_Dataset entries on figures:_
━━━━━━━━━━━━━━━━━━━━━━━━━━━━━━
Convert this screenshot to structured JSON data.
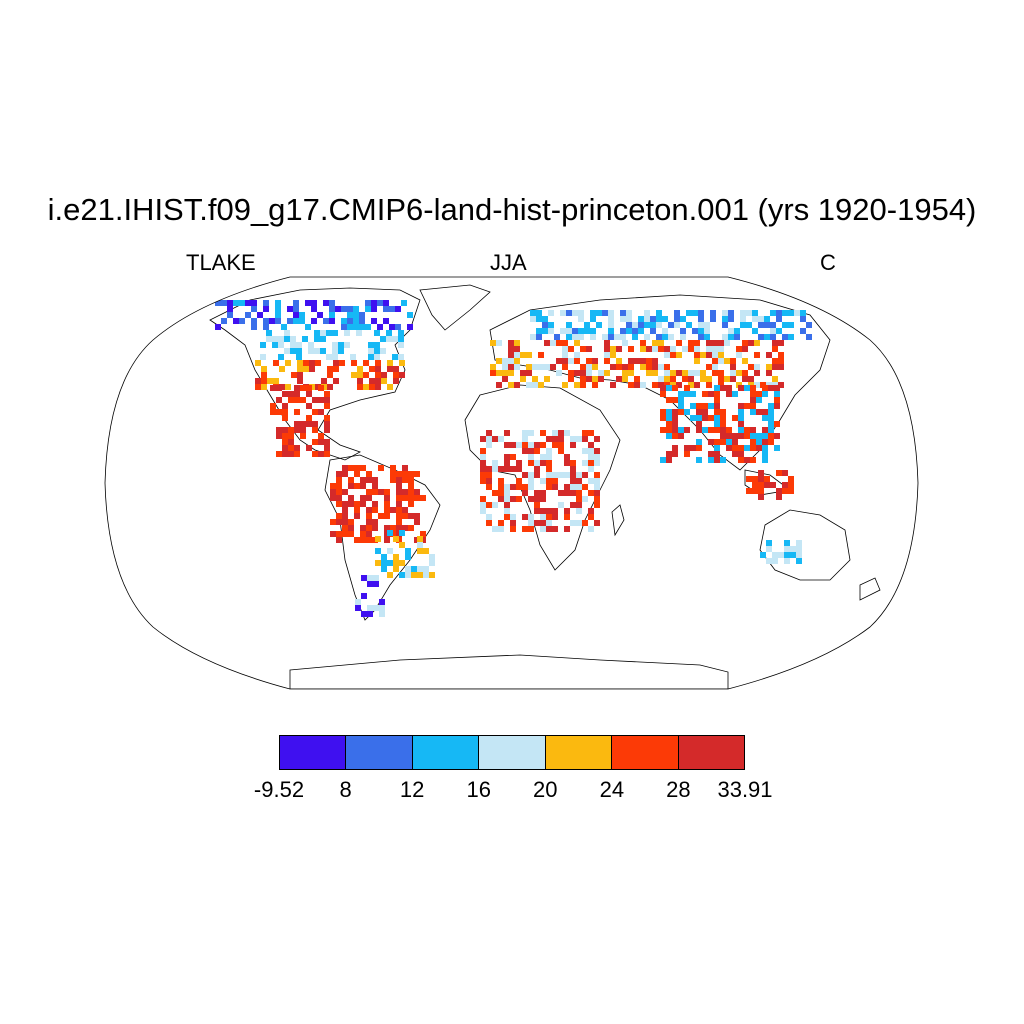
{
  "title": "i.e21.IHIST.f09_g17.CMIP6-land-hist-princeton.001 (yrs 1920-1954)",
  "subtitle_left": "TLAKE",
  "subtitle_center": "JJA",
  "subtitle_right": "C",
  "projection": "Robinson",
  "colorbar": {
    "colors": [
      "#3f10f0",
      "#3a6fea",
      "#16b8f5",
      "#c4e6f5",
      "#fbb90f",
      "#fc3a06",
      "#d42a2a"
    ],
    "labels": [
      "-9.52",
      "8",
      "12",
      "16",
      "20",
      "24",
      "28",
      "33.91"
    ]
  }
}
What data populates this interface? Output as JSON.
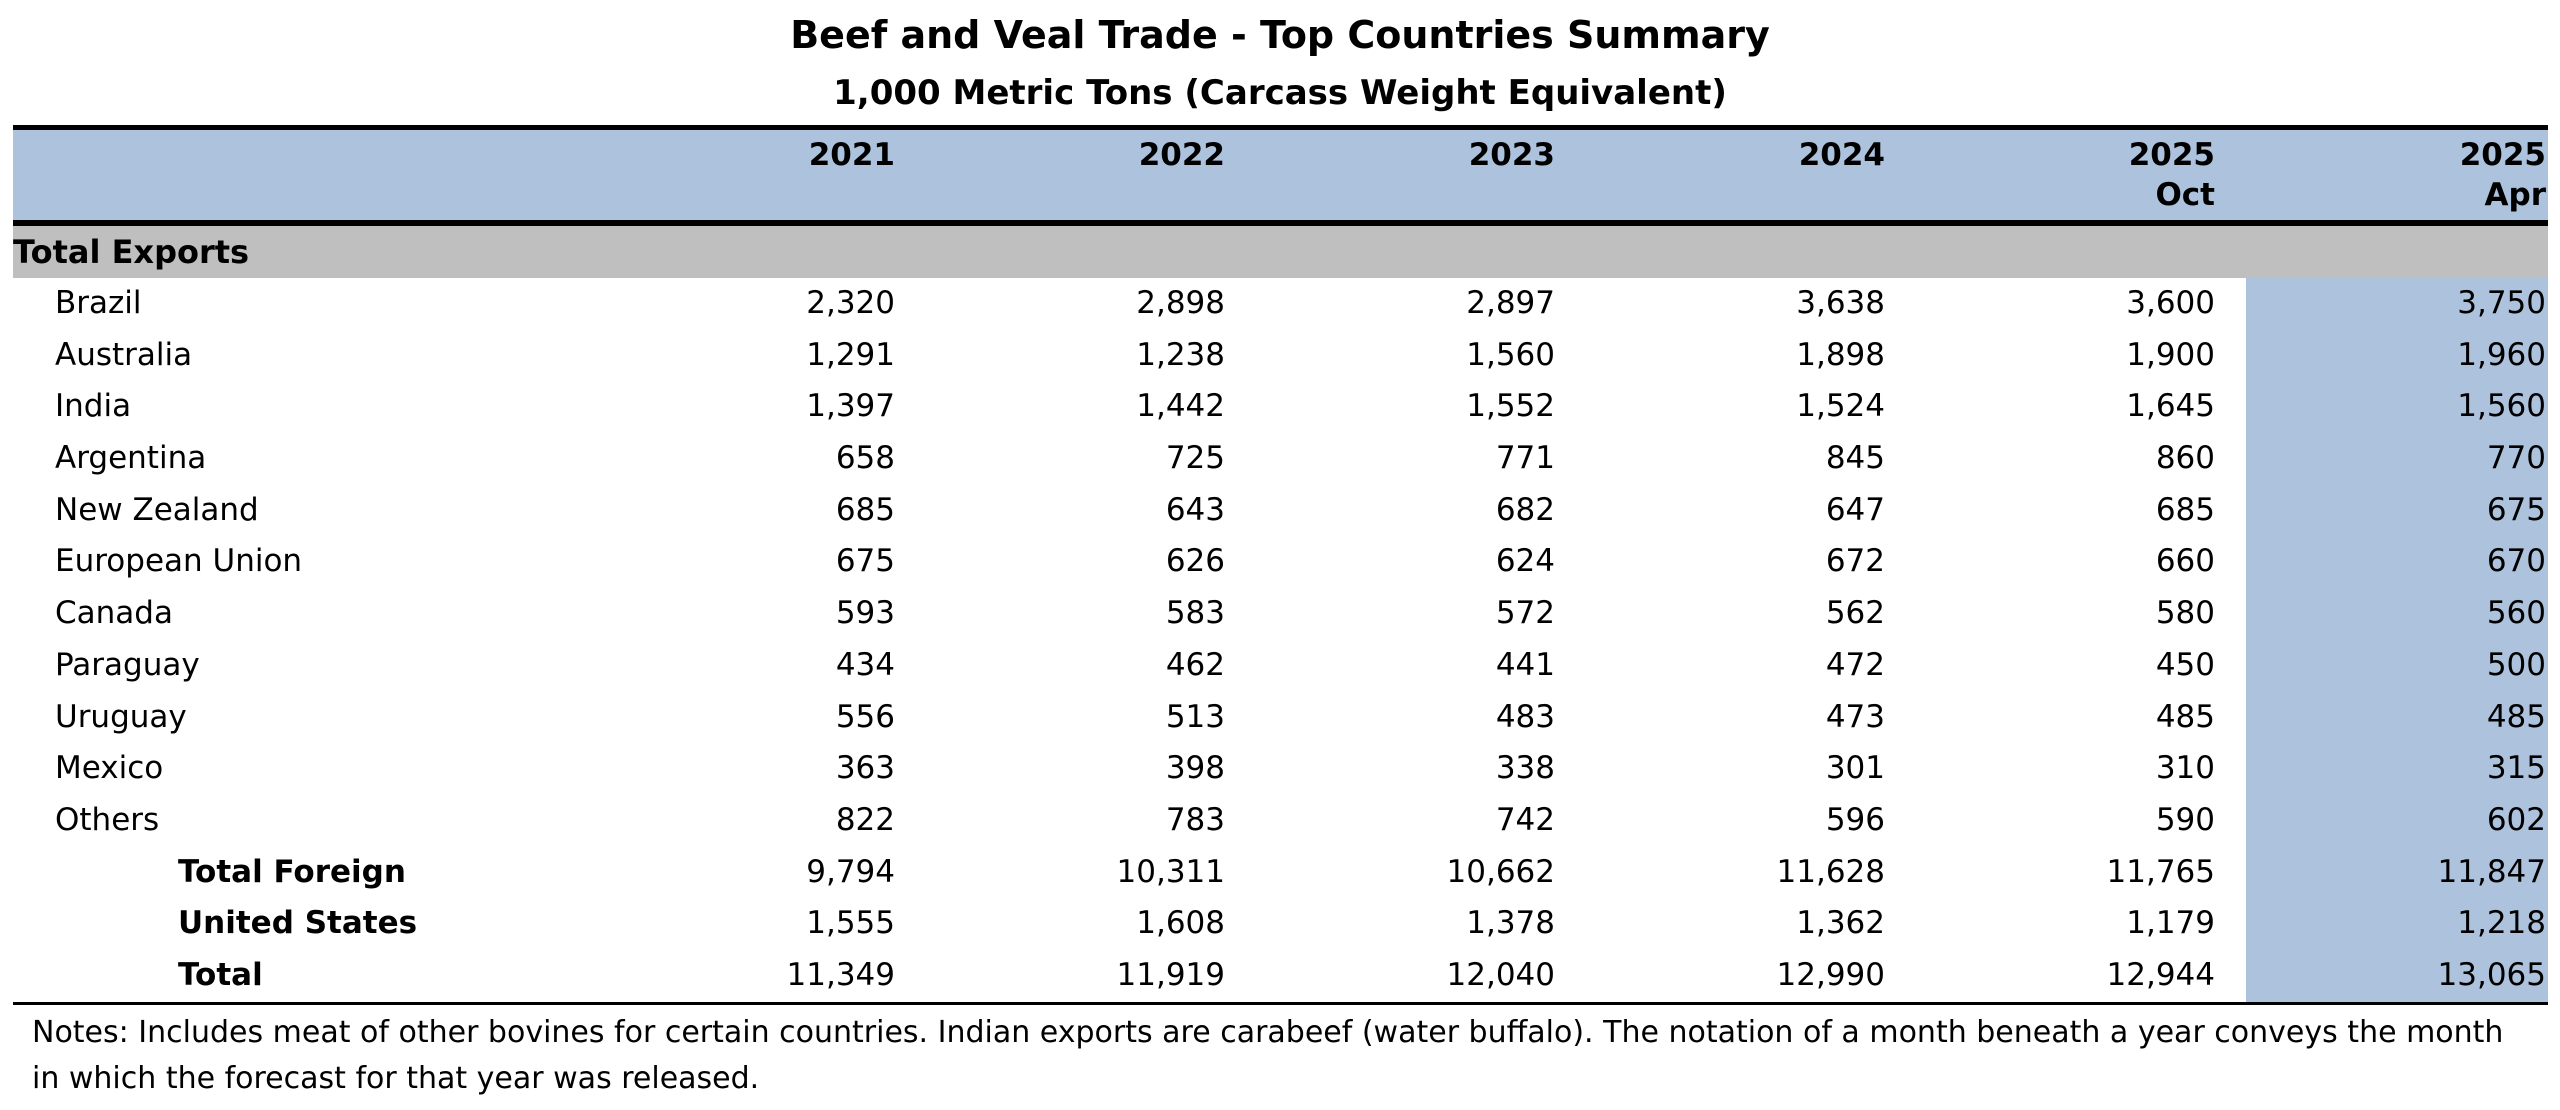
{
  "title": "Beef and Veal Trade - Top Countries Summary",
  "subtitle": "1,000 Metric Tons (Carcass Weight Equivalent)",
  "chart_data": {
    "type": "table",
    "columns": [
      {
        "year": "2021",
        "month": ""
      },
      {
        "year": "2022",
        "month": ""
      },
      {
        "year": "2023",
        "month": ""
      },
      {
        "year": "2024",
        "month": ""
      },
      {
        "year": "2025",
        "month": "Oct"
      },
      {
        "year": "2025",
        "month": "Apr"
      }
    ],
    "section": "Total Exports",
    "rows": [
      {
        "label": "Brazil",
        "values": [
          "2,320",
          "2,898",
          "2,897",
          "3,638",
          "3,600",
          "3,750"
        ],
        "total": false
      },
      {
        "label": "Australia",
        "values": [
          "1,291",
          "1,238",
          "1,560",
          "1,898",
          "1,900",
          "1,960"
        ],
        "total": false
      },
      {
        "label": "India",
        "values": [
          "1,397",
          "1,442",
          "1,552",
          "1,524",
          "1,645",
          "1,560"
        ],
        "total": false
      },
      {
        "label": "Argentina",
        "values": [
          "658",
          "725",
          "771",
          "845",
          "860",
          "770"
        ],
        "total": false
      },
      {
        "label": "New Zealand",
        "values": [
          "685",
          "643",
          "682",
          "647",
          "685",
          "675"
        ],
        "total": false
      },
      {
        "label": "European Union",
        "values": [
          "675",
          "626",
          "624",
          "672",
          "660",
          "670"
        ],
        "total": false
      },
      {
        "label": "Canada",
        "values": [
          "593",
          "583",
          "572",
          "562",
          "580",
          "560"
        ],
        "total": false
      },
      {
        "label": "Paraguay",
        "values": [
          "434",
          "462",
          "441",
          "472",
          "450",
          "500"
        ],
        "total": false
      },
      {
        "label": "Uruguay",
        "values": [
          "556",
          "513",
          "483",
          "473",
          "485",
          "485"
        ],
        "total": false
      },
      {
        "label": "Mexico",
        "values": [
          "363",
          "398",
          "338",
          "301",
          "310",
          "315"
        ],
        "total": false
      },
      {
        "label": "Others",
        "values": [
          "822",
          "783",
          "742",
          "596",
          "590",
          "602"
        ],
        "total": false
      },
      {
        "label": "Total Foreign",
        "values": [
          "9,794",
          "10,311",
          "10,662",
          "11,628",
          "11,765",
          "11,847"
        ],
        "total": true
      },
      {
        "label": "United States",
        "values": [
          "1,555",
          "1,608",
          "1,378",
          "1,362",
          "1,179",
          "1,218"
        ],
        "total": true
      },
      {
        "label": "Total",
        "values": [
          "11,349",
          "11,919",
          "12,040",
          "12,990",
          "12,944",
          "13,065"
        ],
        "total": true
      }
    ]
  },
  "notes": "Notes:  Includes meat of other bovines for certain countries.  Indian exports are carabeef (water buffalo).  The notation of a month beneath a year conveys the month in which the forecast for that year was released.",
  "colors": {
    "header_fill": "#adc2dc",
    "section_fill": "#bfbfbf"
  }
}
━━━━━━━━━━━━━━━━━━━━━━━━━━━━━━
_Problem:_
In the entries above, find each line with the word "year" and show it.

_Result of the task:_
        "year": "2021",
        "year": "2022",
        "year": "2023",
        "year": "2024",
        "year": "2025",
        "year": "2025",
  "notes": "Notes:  Includes meat of other bovines for certain countries.  Indian exports are carabeef (water buffalo).  The notation of a month beneath a year conveys the month in which the forecast for that year was released.",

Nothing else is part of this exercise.